Below are some records; give them all again exactly, but not the pictures.
++++ ROWS ++++
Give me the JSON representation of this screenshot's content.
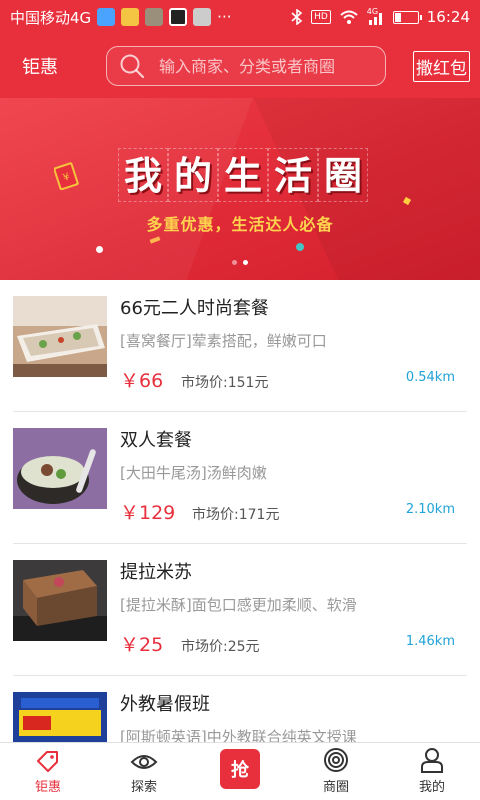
{
  "status_bar": {
    "carrier": "中国移动4G",
    "more": "···",
    "hd": "HD",
    "network": "4G",
    "time": "16:24",
    "battery_level": 0.3
  },
  "header": {
    "brand": "钜惠",
    "search_placeholder": "输入商家、分类或者商圈",
    "redpack_label": "撒红包"
  },
  "banner": {
    "title_chars": [
      "我",
      "的",
      "生",
      "活",
      "圈"
    ],
    "subtitle": "多重优惠，生活达人必备"
  },
  "items": [
    {
      "title": "66元二人时尚套餐",
      "desc": "[喜窝餐厅]荤素搭配，鲜嫩可口",
      "price": "￥66",
      "market": "市场价:151元",
      "distance": "0.54km"
    },
    {
      "title": "双人套餐",
      "desc": "[大田牛尾汤]汤鲜肉嫩",
      "price": "￥129",
      "market": "市场价:171元",
      "distance": "2.10km"
    },
    {
      "title": "提拉米苏",
      "desc": "[提拉米酥]面包口感更加柔顺、软滑",
      "price": "￥25",
      "market": "市场价:25元",
      "distance": "1.46km"
    },
    {
      "title": "外教暑假班",
      "desc": "[阿斯顿英语]中外教联合纯英文授课",
      "price": "",
      "market": "",
      "distance": ""
    }
  ],
  "tabs": {
    "t0": "钜惠",
    "t1": "探索",
    "grab": "抢",
    "t3": "商圈",
    "t4": "我的"
  },
  "colors": {
    "brand_red": "#e8303d",
    "distance_blue": "#1fa3d8",
    "subtitle_yellow": "#ffd34d"
  }
}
++++
EXERCISE ANSWER:
Give me the JSON representation of this screenshot's content.
{
  "status_bar": {
    "carrier": "中国移动4G",
    "more": "···",
    "hd": "HD",
    "network": "4G",
    "time": "16:24",
    "battery_level": 0.3
  },
  "header": {
    "brand": "钜惠",
    "search_placeholder": "输入商家、分类或者商圈",
    "redpack_label": "撒红包"
  },
  "banner": {
    "title_chars": [
      "我",
      "的",
      "生",
      "活",
      "圈"
    ],
    "subtitle": "多重优惠，生活达人必备"
  },
  "items": [
    {
      "title": "66元二人时尚套餐",
      "desc": "[喜窝餐厅]荤素搭配，鲜嫩可口",
      "price": "￥66",
      "market": "市场价:151元",
      "distance": "0.54km"
    },
    {
      "title": "双人套餐",
      "desc": "[大田牛尾汤]汤鲜肉嫩",
      "price": "￥129",
      "market": "市场价:171元",
      "distance": "2.10km"
    },
    {
      "title": "提拉米苏",
      "desc": "[提拉米酥]面包口感更加柔顺、软滑",
      "price": "￥25",
      "market": "市场价:25元",
      "distance": "1.46km"
    },
    {
      "title": "外教暑假班",
      "desc": "[阿斯顿英语]中外教联合纯英文授课",
      "price": "",
      "market": "",
      "distance": ""
    }
  ],
  "tabs": {
    "t0": "钜惠",
    "t1": "探索",
    "grab": "抢",
    "t3": "商圈",
    "t4": "我的"
  },
  "colors": {
    "brand_red": "#e8303d",
    "distance_blue": "#1fa3d8",
    "subtitle_yellow": "#ffd34d"
  }
}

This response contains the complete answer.